---- STORED RECORDS

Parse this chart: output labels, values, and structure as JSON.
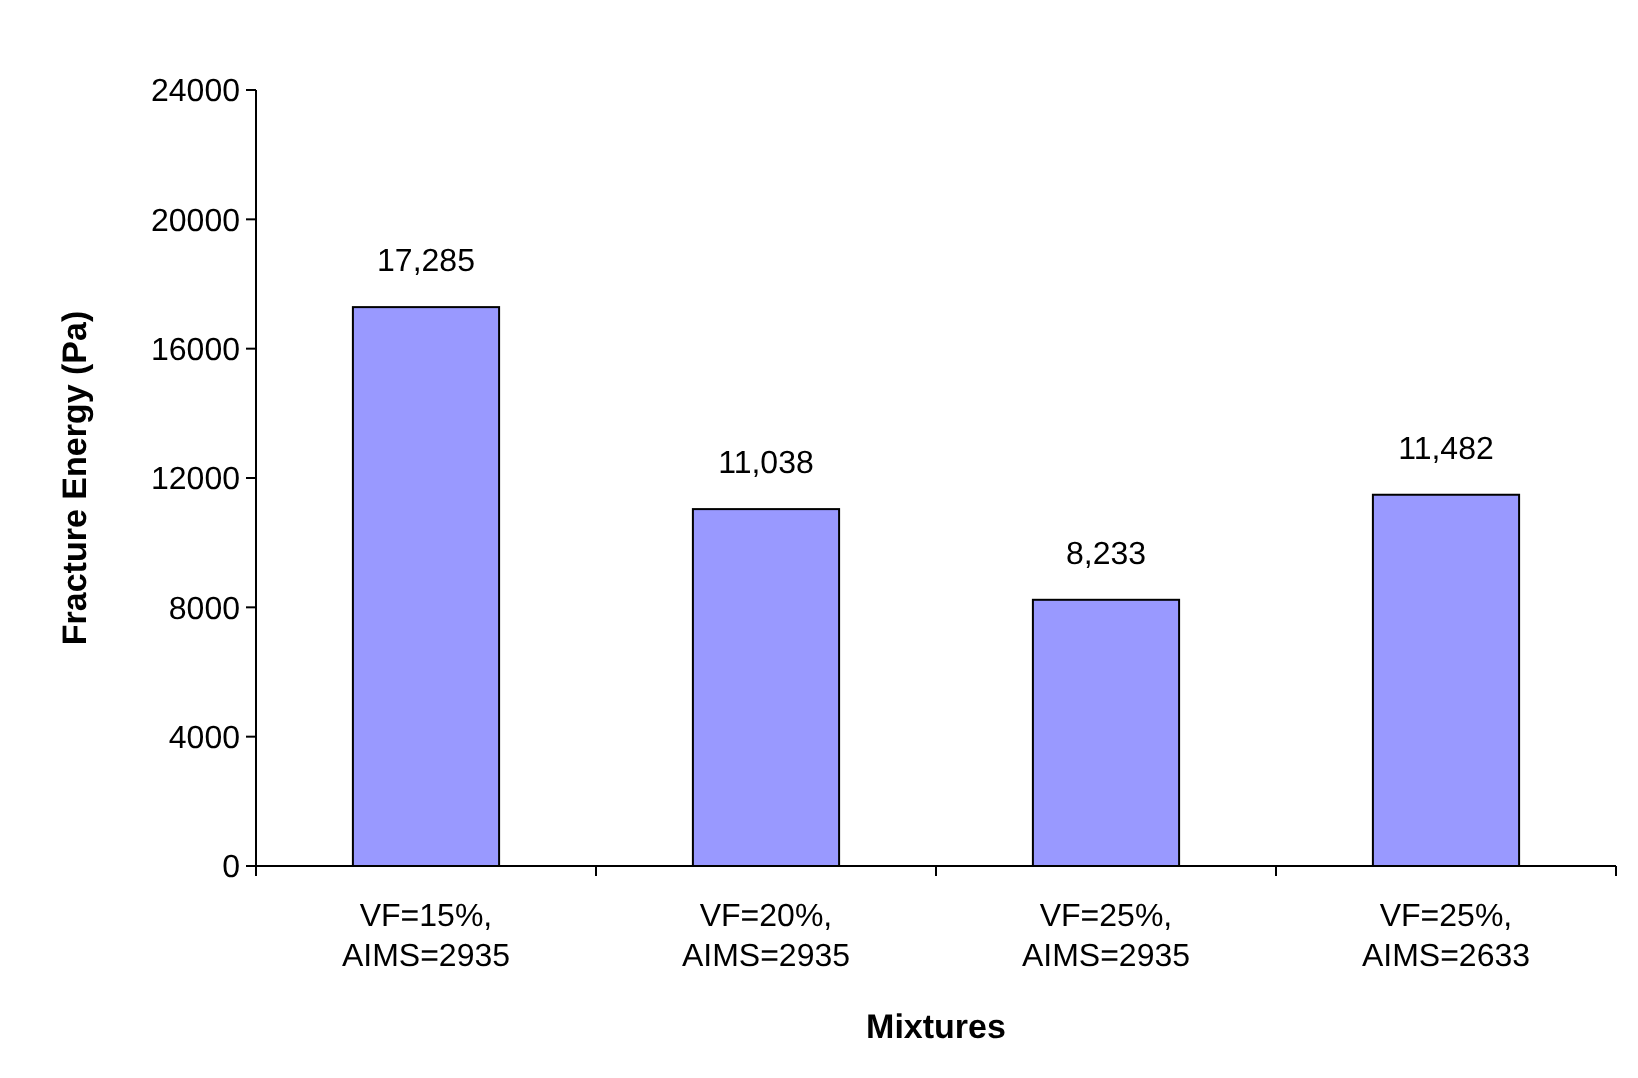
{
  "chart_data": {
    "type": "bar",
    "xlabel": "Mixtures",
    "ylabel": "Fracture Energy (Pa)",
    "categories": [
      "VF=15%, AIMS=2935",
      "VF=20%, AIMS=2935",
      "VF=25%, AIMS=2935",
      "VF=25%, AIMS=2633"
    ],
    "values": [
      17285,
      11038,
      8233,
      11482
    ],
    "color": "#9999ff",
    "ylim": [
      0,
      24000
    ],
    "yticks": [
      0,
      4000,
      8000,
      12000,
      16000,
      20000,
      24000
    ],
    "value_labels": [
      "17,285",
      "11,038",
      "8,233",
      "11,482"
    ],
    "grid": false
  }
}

--------

YOUR OBJECTIVE:
Find each line that has the word "values", then copy it out.

TASK ANSWER:
Parse this chart: output labels, values, and structure as JSON.
    "values": [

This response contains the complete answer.